Exercise aim.
Using the data below, copy each line that includes the word "name".

Records provided.
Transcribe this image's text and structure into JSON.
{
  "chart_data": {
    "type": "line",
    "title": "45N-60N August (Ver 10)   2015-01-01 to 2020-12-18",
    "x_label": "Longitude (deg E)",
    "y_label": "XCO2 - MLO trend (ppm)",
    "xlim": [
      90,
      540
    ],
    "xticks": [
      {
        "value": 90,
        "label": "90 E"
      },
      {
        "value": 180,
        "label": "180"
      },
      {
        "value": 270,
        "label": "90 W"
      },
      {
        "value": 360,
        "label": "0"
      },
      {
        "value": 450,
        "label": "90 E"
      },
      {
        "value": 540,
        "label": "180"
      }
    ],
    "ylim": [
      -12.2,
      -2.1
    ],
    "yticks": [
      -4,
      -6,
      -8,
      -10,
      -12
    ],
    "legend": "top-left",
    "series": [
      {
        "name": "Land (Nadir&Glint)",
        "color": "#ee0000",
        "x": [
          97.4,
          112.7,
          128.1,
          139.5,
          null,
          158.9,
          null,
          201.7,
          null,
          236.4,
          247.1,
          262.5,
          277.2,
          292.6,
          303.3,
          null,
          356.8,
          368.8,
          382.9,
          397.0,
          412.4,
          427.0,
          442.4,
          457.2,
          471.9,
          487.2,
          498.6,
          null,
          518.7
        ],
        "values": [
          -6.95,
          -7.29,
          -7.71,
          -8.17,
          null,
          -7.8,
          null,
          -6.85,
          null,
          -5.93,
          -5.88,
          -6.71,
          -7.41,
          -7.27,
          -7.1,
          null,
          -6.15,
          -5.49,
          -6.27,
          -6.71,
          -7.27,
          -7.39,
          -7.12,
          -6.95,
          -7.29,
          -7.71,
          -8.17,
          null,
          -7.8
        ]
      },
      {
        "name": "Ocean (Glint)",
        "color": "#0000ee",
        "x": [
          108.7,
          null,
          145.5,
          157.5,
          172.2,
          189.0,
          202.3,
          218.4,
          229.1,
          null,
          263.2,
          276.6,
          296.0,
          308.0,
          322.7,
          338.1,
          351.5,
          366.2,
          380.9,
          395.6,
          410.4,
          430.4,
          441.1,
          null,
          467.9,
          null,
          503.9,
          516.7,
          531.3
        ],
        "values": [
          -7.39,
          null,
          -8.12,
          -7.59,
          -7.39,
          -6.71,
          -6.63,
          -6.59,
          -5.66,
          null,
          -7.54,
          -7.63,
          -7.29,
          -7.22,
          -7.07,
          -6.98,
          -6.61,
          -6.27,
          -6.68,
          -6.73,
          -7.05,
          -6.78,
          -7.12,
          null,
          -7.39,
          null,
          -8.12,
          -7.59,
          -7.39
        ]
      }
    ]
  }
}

Exercise output.
        "name": "Land (Nadir&Glint)",
        "name": "Ocean (Glint)",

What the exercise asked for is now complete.